Given records
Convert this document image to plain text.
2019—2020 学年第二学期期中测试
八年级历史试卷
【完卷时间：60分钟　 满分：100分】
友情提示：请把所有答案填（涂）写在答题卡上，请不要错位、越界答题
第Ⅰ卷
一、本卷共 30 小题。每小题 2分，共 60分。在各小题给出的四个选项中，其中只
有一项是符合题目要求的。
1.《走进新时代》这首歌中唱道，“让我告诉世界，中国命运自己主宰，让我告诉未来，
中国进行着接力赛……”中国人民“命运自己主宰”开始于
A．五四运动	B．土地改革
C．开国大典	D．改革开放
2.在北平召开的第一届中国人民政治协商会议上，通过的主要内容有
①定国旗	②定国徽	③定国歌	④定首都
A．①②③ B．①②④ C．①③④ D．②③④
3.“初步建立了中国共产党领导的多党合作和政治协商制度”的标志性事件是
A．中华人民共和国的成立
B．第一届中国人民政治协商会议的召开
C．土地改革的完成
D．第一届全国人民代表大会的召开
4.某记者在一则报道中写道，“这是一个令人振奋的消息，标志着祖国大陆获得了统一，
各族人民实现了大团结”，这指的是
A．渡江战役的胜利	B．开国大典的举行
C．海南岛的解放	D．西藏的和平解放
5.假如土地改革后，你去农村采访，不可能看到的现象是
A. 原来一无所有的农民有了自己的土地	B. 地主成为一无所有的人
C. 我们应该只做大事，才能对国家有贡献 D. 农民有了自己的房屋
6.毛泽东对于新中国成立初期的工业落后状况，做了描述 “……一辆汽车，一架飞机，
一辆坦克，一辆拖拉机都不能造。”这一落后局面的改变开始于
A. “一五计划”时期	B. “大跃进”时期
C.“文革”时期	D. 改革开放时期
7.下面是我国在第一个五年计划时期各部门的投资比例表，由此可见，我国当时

Work required
Please restate the records in full, word for word.

Output for this exercise
Convert this document image to plain text.
2019—2020 学年第二学期期中测试
八年级历史试卷
【完卷时间：60分钟　 满分：100分】
友情提示：请把所有答案填（涂）写在答题卡上，请不要错位、越界答题
第Ⅰ卷
一、本卷共 30 小题。每小题 2分，共 60分。在各小题给出的四个选项中，其中只
有一项是符合题目要求的。
1.《走进新时代》这首歌中唱道，“让我告诉世界，中国命运自己主宰，让我告诉未来，
中国进行着接力赛……”中国人民“命运自己主宰”开始于
A．五四运动	B．土地改革
C．开国大典	D．改革开放
2.在北平召开的第一届中国人民政治协商会议上，通过的主要内容有
①定国旗	②定国徽	③定国歌	④定首都
A．①②③ B．①②④ C．①③④ D．②③④
3.“初步建立了中国共产党领导的多党合作和政治协商制度”的标志性事件是
A．中华人民共和国的成立
B．第一届中国人民政治协商会议的召开
C．土地改革的完成
D．第一届全国人民代表大会的召开
4.某记者在一则报道中写道，“这是一个令人振奋的消息，标志着祖国大陆获得了统一，
各族人民实现了大团结”，这指的是
A．渡江战役的胜利	B．开国大典的举行
C．海南岛的解放	D．西藏的和平解放
5.假如土地改革后，你去农村采访，不可能看到的现象是
A. 原来一无所有的农民有了自己的土地	B. 地主成为一无所有的人
C. 我们应该只做大事，才能对国家有贡献 D. 农民有了自己的房屋
6.毛泽东对于新中国成立初期的工业落后状况，做了描述 “……一辆汽车，一架飞机，
一辆坦克，一辆拖拉机都不能造。”这一落后局面的改变开始于
A. “一五计划”时期	B. “大跃进”时期
C.“文革”时期	D. 改革开放时期
7.下面是我国在第一个五年计划时期各部门的投资比例表，由此可见，我国当时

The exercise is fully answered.